Stated goal: Copy out, from the entries below, each line holding the string "řízení".
::: Data for processing
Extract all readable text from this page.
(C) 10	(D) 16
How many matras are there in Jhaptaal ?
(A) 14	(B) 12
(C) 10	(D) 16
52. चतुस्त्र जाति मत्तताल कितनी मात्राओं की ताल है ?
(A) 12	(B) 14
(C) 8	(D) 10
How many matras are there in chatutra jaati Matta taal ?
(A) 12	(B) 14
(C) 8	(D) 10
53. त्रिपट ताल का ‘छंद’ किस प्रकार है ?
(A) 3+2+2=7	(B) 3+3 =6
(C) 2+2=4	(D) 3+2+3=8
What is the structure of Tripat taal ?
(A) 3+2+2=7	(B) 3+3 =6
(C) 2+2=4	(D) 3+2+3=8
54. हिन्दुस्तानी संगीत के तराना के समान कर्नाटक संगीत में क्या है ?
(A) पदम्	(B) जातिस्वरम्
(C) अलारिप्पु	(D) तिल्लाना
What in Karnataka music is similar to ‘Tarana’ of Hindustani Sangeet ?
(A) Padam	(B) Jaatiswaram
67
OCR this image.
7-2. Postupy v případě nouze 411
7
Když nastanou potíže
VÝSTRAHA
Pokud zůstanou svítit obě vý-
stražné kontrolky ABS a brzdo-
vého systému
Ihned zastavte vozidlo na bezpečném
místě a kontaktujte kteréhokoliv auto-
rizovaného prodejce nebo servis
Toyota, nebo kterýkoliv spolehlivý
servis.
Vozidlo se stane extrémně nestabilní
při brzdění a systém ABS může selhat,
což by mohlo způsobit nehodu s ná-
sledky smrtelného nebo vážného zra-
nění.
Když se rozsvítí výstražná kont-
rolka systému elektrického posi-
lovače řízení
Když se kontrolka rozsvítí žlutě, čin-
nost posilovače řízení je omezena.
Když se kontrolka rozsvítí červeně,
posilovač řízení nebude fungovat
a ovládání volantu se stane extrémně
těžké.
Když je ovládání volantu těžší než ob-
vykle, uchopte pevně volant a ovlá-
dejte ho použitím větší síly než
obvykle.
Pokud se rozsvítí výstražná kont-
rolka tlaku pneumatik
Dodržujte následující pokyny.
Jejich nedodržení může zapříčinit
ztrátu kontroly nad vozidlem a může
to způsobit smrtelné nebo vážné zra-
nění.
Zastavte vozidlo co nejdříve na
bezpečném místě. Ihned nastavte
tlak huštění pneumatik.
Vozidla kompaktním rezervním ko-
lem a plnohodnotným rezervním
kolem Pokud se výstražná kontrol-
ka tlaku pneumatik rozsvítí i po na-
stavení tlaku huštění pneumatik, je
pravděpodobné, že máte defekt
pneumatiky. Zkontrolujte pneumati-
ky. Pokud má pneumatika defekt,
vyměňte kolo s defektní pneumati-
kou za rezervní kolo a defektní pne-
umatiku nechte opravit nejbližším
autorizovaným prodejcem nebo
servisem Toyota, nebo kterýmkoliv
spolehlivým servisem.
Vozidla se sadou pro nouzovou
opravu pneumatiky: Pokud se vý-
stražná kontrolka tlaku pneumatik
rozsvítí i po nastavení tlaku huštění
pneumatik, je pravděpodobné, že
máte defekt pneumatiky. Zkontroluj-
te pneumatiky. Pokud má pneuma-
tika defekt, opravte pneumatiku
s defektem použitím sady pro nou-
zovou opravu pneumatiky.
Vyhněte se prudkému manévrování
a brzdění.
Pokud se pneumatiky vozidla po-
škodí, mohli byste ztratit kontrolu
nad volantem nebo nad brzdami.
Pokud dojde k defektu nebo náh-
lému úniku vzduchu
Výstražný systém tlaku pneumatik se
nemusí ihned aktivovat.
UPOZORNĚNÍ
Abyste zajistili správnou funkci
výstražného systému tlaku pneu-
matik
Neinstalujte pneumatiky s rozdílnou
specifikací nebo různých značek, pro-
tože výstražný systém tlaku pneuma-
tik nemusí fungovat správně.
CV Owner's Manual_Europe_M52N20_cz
::::::
Answer for the task:
lovače řízení
nost posilovače řízení je omezena.
posilovač řízení nebude fungovat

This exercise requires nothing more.